**MATERIAL FOR THIS TASK:**
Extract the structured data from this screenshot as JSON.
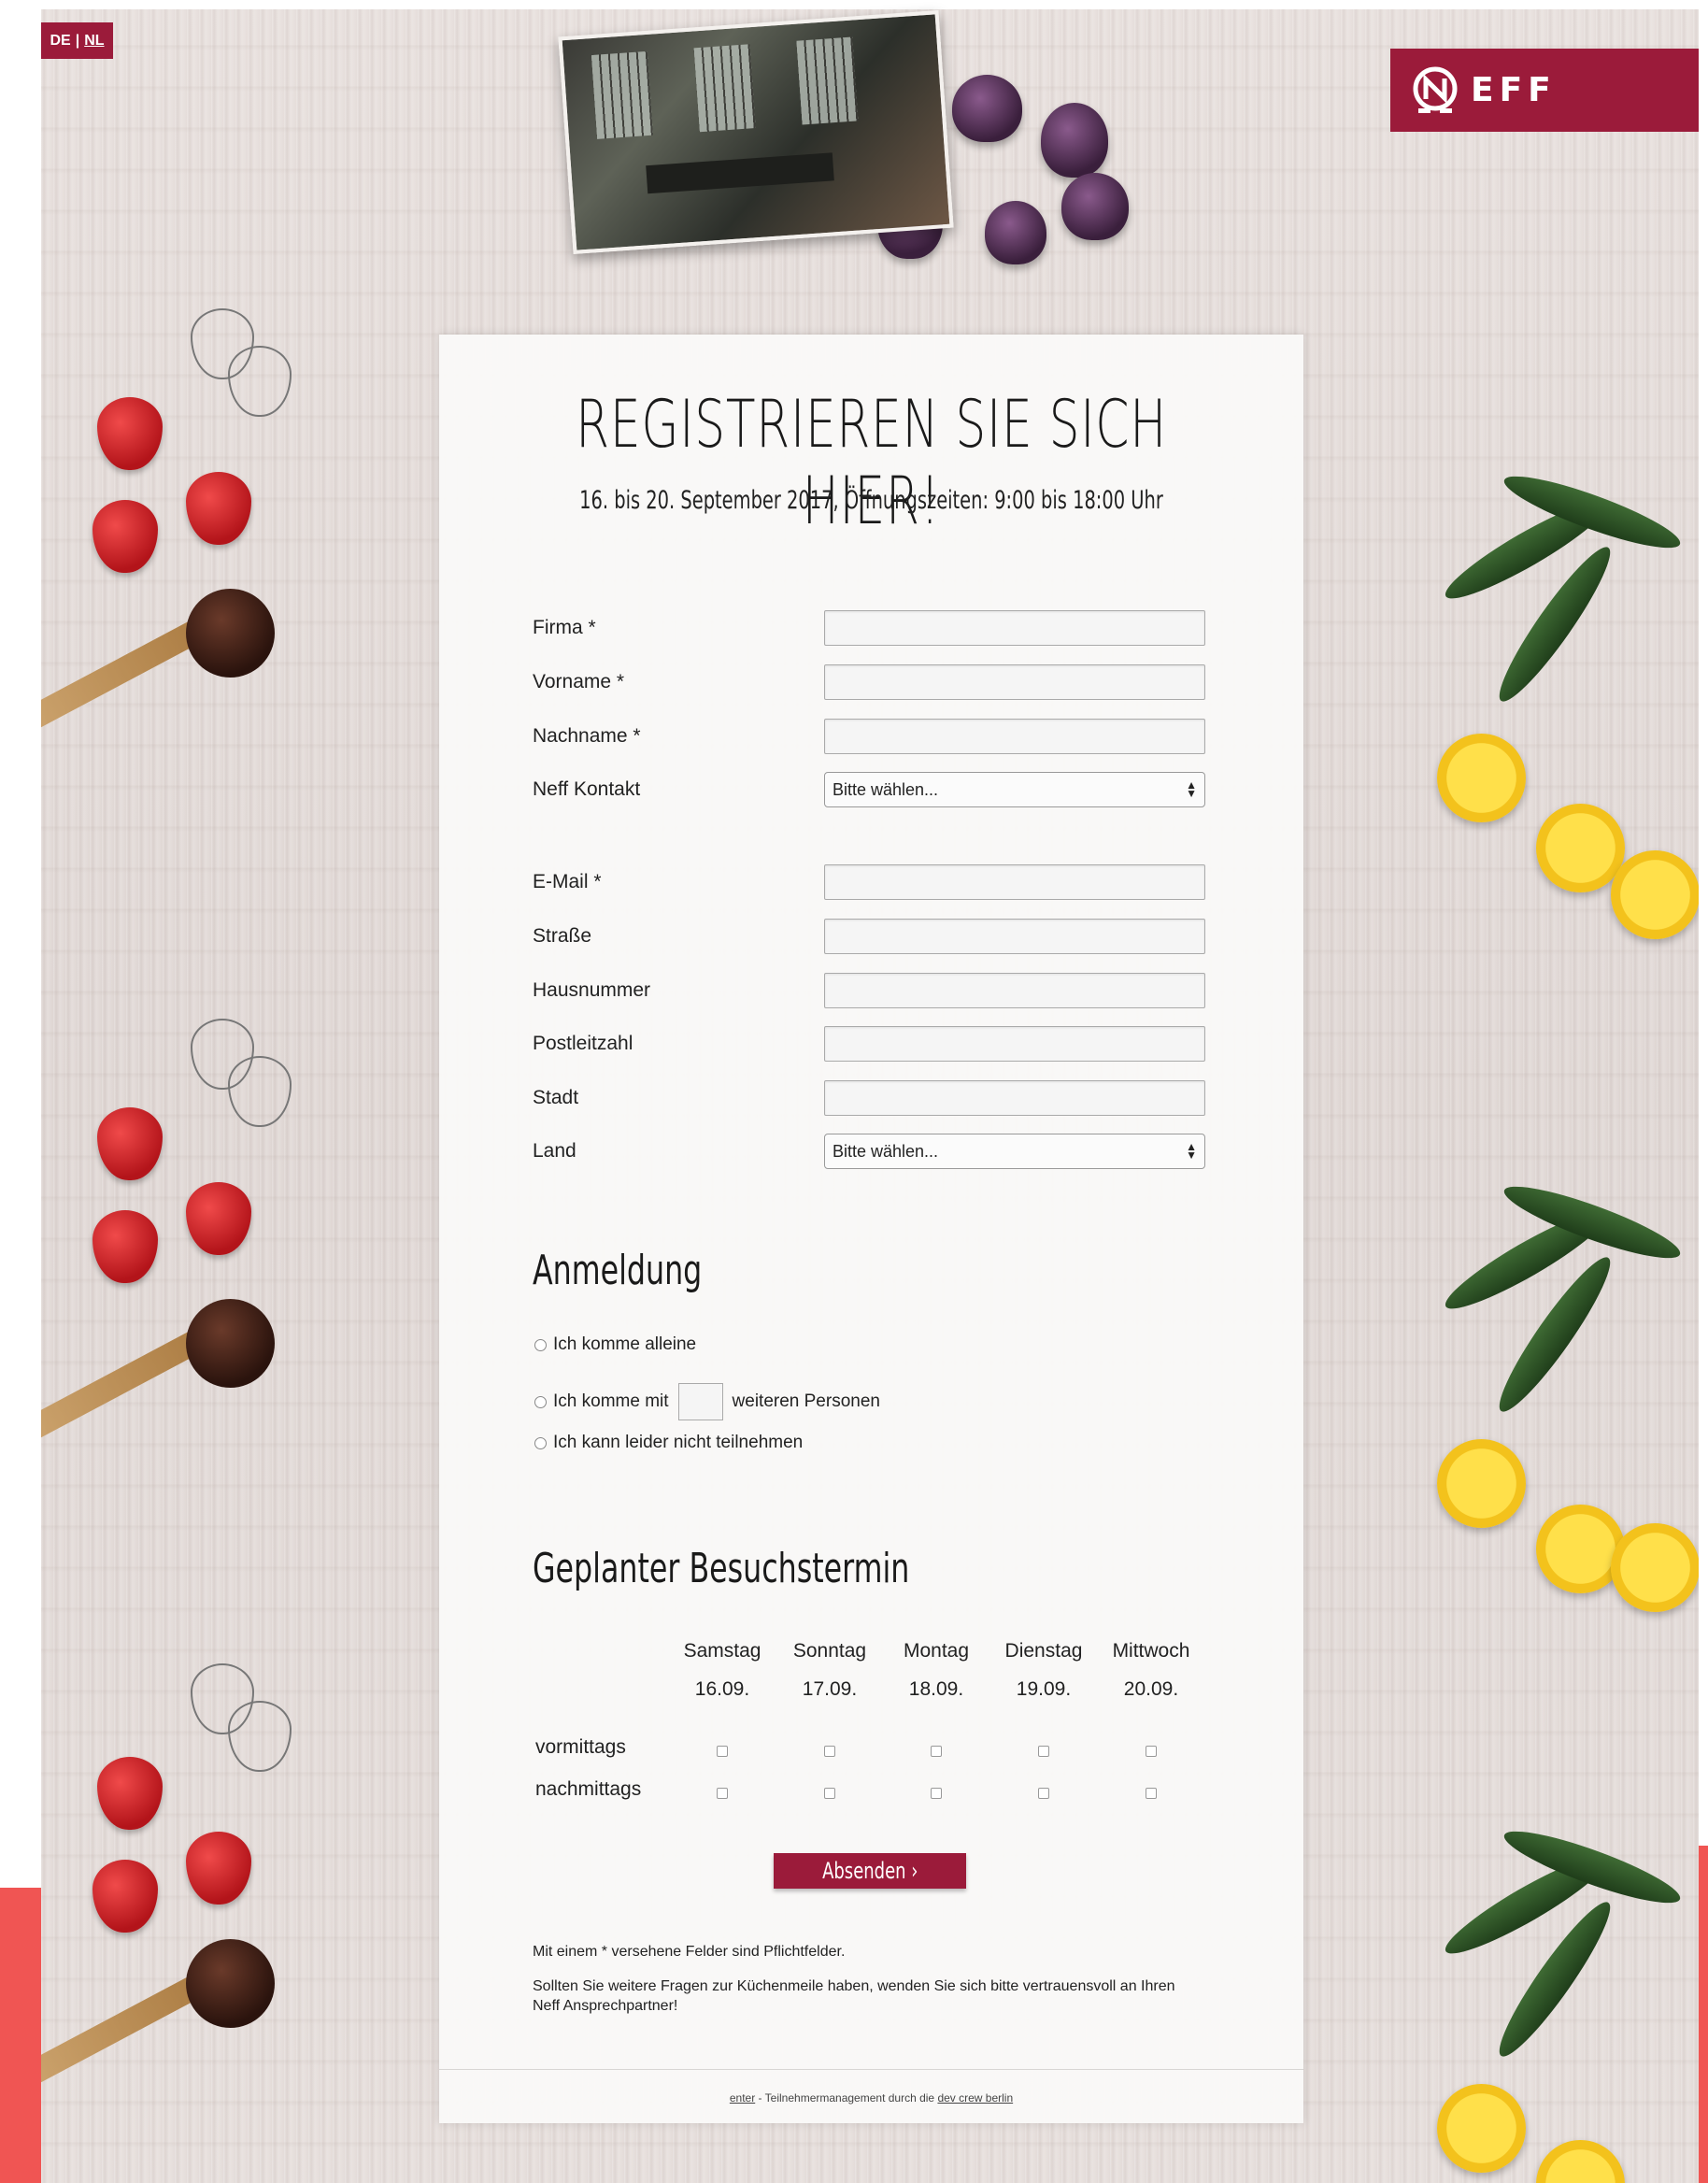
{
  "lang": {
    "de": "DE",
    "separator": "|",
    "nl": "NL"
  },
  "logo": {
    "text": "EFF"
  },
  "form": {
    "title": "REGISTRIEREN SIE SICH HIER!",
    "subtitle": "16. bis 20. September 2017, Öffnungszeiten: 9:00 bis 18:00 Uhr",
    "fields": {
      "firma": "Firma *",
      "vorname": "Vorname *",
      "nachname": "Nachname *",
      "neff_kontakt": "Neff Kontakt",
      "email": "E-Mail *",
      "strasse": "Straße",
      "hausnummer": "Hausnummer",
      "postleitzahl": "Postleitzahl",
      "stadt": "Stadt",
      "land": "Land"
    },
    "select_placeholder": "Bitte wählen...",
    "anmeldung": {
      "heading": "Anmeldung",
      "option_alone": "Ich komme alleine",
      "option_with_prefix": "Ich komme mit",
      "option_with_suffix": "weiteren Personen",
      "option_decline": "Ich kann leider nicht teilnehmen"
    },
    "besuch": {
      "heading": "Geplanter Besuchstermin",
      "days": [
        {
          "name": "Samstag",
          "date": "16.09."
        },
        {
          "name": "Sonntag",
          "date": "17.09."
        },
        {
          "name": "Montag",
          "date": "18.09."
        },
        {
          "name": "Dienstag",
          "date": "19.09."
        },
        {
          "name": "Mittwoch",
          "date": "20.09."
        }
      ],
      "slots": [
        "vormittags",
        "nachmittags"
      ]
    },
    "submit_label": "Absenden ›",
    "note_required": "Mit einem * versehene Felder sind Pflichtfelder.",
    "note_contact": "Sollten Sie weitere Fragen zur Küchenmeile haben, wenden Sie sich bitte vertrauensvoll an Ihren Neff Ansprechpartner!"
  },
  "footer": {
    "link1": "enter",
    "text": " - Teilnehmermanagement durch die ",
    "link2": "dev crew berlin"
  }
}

**WORK INSTRUCTIONS:** Write the records above out again exactly, with no pictures in your copy.

**EXERCISE OUTPUT:**
Extract the structured data from this screenshot as JSON.
{
  "lang": {
    "de": "DE",
    "separator": "|",
    "nl": "NL"
  },
  "logo": {
    "text": "EFF"
  },
  "form": {
    "title": "REGISTRIEREN SIE SICH HIER!",
    "subtitle": "16. bis 20. September 2017, Öffnungszeiten: 9:00 bis 18:00 Uhr",
    "fields": {
      "firma": "Firma *",
      "vorname": "Vorname *",
      "nachname": "Nachname *",
      "neff_kontakt": "Neff Kontakt",
      "email": "E-Mail *",
      "strasse": "Straße",
      "hausnummer": "Hausnummer",
      "postleitzahl": "Postleitzahl",
      "stadt": "Stadt",
      "land": "Land"
    },
    "select_placeholder": "Bitte wählen...",
    "anmeldung": {
      "heading": "Anmeldung",
      "option_alone": "Ich komme alleine",
      "option_with_prefix": "Ich komme mit",
      "option_with_suffix": "weiteren Personen",
      "option_decline": "Ich kann leider nicht teilnehmen"
    },
    "besuch": {
      "heading": "Geplanter Besuchstermin",
      "days": [
        {
          "name": "Samstag",
          "date": "16.09."
        },
        {
          "name": "Sonntag",
          "date": "17.09."
        },
        {
          "name": "Montag",
          "date": "18.09."
        },
        {
          "name": "Dienstag",
          "date": "19.09."
        },
        {
          "name": "Mittwoch",
          "date": "20.09."
        }
      ],
      "slots": [
        "vormittags",
        "nachmittags"
      ]
    },
    "submit_label": "Absenden ›",
    "note_required": "Mit einem * versehene Felder sind Pflichtfelder.",
    "note_contact": "Sollten Sie weitere Fragen zur Küchenmeile haben, wenden Sie sich bitte vertrauensvoll an Ihren Neff Ansprechpartner!"
  },
  "footer": {
    "link1": "enter",
    "text": " - Teilnehmermanagement durch die ",
    "link2": "dev crew berlin"
  }
}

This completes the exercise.